→ Problem description
Turn every line of the rows below into a JSON list of strings, one string per line, skipping blank lines. Leave the pictures out of the answer.

>> Start Provided data

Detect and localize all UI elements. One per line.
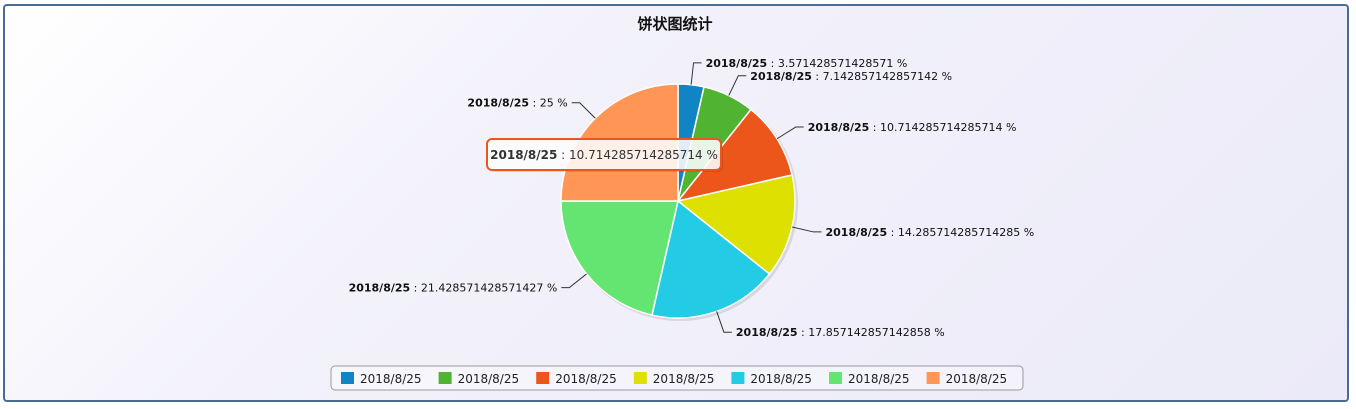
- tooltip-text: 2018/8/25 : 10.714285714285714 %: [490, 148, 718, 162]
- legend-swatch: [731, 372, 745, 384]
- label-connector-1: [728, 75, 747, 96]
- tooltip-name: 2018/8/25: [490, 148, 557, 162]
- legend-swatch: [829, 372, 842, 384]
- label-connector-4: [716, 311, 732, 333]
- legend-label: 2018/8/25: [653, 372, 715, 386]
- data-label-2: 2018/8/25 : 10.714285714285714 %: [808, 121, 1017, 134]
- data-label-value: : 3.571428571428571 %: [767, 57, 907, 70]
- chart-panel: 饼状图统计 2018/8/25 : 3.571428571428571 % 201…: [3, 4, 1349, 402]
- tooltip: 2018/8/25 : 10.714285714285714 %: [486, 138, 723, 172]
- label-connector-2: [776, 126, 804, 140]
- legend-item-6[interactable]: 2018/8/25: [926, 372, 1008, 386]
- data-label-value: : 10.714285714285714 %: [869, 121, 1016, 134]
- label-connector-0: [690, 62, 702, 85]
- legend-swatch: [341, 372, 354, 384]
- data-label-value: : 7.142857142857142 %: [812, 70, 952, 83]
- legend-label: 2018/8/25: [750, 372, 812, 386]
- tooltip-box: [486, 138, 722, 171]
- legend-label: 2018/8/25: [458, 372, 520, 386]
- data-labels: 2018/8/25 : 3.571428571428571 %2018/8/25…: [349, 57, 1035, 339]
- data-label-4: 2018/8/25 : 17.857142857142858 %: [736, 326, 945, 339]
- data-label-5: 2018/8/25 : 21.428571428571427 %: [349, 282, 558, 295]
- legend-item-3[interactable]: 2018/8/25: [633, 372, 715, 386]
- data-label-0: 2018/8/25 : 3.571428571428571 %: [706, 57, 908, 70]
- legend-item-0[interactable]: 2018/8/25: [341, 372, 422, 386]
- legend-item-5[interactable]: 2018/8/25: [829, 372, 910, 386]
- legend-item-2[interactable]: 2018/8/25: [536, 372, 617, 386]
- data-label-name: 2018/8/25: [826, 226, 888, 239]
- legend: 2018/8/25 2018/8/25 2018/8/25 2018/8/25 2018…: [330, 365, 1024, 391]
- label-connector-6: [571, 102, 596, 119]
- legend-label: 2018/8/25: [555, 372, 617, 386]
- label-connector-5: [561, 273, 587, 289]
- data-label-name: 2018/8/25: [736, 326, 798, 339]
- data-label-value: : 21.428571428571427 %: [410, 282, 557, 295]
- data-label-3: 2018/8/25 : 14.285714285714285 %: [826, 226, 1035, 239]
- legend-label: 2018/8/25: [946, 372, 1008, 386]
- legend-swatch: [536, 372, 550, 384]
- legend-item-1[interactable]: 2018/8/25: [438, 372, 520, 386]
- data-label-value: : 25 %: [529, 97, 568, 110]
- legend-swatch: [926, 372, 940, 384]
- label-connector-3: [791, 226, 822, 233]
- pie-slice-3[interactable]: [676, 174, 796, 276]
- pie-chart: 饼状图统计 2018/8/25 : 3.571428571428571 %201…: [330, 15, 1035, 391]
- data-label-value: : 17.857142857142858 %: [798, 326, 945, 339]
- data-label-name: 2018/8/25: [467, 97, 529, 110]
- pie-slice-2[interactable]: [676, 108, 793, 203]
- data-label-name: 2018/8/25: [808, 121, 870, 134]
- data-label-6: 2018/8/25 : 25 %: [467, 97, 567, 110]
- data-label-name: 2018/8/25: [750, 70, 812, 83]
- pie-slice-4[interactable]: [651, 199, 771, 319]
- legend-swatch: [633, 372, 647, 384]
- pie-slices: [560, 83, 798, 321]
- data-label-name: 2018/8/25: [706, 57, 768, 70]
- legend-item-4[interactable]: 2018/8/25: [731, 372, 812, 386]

>> End Provided data

→ Exercise result
[
  "Detect and localize all UI elements. One per line.",
  "- tooltip-text: 2018/8/25 : 10.714285714285714 %: [490, 148, 718, 162]",
  "- legend-swatch: [731, 372, 745, 384]",
  "- label-connector-1: [728, 75, 747, 96]",
  "- tooltip-name: 2018/8/25: [490, 148, 557, 162]",
  "- legend-swatch: [829, 372, 842, 384]",
  "- label-connector-4: [716, 311, 732, 333]",
  "- legend-label: 2018/8/25: [653, 372, 715, 386]",
  "- data-label-2: 2018/8/25 : 10.714285714285714 %: [808, 121, 1017, 134]",
  "- data-label-value: : 3.571428571428571 %: [767, 57, 907, 70]",
  "- chart-panel: 饼状图统计 2018/8/25 : 3.571428571428571 % 201…: [3, 4, 1349, 402]",
  "- tooltip: 2018/8/25 : 10.714285714285714 %: [486, 138, 723, 172]",
  "- label-connector-2: [776, 126, 804, 140]",
  "- legend-item-6[interactable]: 2018/8/25: [926, 372, 1008, 386]",
  "- data-label-value: : 10.714285714285714 %: [869, 121, 1016, 134]",
  "- label-connector-0: [690, 62, 702, 85]",
  "- legend-swatch: [341, 372, 354, 384]",
  "- data-label-value: : 7.142857142857142 %: [812, 70, 952, 83]",
  "- legend-label: 2018/8/25: [750, 372, 812, 386]",
  "- tooltip-box: [486, 138, 722, 171]",
  "- legend-label: 2018/8/25: [458, 372, 520, 386]",
  "- data-labels: 2018/8/25 : 3.571428571428571 %2018/8/25…: [349, 57, 1035, 339]",
  "- data-label-4: 2018/8/25 : 17.857142857142858 %: [736, 326, 945, 339]",
  "- data-label-5: 2018/8/25 : 21.428571428571427 %: [349, 282, 558, 295]",
  "- legend-item-3[interactable]: 2018/8/25: [633, 372, 715, 386]",
  "- data-label-0: 2018/8/25 : 3.571428571428571 %: [706, 57, 908, 70]",
  "- legend-item-0[interactable]: 2018/8/25: [341, 372, 422, 386]",
  "- legend-item-5[interactable]: 2018/8/25: [829, 372, 910, 386]",
  "- legend-item-2[interactable]: 2018/8/25: [536, 372, 617, 386]",
  "- data-label-name: 2018/8/25: [826, 226, 888, 239]",
  "- legend: 2018/8/25 2018/8/25 2018/8/25 2018/8/25 2018…: [330, 365, 1024, 391]",
  "- label-connector-6: [571, 102, 596, 119]",
  "- legend-label: 2018/8/25: [555, 372, 617, 386]",
  "- label-connector-5: [561, 273, 587, 289]",
  "- data-label-name: 2018/8/25: [736, 326, 798, 339]",
  "- data-label-value: : 21.428571428571427 %: [410, 282, 557, 295]",
  "- data-label-3: 2018/8/25 : 14.285714285714285 %: [826, 226, 1035, 239]",
  "- legend-label: 2018/8/25: [946, 372, 1008, 386]",
  "- legend-swatch: [536, 372, 550, 384]",
  "- legend-item-1[interactable]: 2018/8/25: [438, 372, 520, 386]",
  "- data-label-value: : 25 %: [529, 97, 568, 110]",
  "- legend-swatch: [926, 372, 940, 384]",
  "- label-connector-3: [791, 226, 822, 233]",
  "- pie-slice-3[interactable]: [676, 174, 796, 276]",
  "- pie-chart: 饼状图统计 2018/8/25 : 3.571428571428571 %201…: [330, 15, 1035, 391]",
  "- data-label-value: : 17.857142857142858 %: [798, 326, 945, 339]",
  "- data-label-name: 2018/8/25: [467, 97, 529, 110]",
  "- pie-slice-2[interactable]: [676, 108, 793, 203]",
  "- data-label-name: 2018/8/25: [808, 121, 870, 134]",
  "- data-label-6: 2018/8/25 : 25 %: [467, 97, 567, 110]",
  "- data-label-name: 2018/8/25: [750, 70, 812, 83]",
  "- pie-slice-4[interactable]: [651, 199, 771, 319]",
  "- legend-swatch: [633, 372, 647, 384]",
  "- pie-slices: [560, 83, 798, 321]",
  "- data-label-name: 2018/8/25: [706, 57, 768, 70]",
  "- legend-item-4[interactable]: 2018/8/25: [731, 372, 812, 386]"
]